[Page records with their text]
↓
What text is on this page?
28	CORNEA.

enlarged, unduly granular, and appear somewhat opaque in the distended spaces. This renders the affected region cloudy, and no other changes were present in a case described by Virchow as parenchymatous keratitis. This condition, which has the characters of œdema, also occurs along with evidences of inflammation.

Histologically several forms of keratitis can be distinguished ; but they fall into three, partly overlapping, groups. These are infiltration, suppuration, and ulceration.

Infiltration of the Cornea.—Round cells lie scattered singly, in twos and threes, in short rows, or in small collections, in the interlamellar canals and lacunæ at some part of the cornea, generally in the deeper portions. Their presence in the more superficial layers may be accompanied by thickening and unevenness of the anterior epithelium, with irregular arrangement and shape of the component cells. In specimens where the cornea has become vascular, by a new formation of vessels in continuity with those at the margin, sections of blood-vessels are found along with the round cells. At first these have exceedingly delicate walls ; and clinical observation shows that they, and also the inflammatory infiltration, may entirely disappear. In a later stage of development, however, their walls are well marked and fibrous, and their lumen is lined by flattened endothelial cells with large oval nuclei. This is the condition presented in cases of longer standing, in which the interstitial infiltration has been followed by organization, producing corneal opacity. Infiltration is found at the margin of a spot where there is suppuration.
↑
Work required: Show all lines in the entries above where the word "they" appears.

Response:
Histologically several forms of keratitis can be distinguished ; but they fall into three, partly overlapping, groups. These are infiltration, suppuration, and ulceration.
Infiltration of the Cornea.—Round cells lie scattered singly, in twos and threes, in short rows, or in small collections, in the interlamellar canals and lacunæ at some part of the cornea, generally in the deeper portions. Their presence in the more superficial layers may be accompanied by thickening and unevenness of the anterior epithelium, with irregular arrangement and shape of the component cells. In specimens where the cornea has become vascular, by a new formation of vessels in continuity with those at the margin, sections of blood-vessels are found along with the round cells. At first these have exceedingly delicate walls ; and clinical observation shows that they, and also the inflammatory infiltration, may entirely disappear. In a later stage of development, however, their walls are well marked and fibrous, and their lumen is lined by flattened endothelial cells with large oval nuclei. This is the condition presented in cases of longer standing, in which the interstitial infiltration has been followed by organization, producing corneal opacity. Infiltration is found at the margin of a spot where there is suppuration.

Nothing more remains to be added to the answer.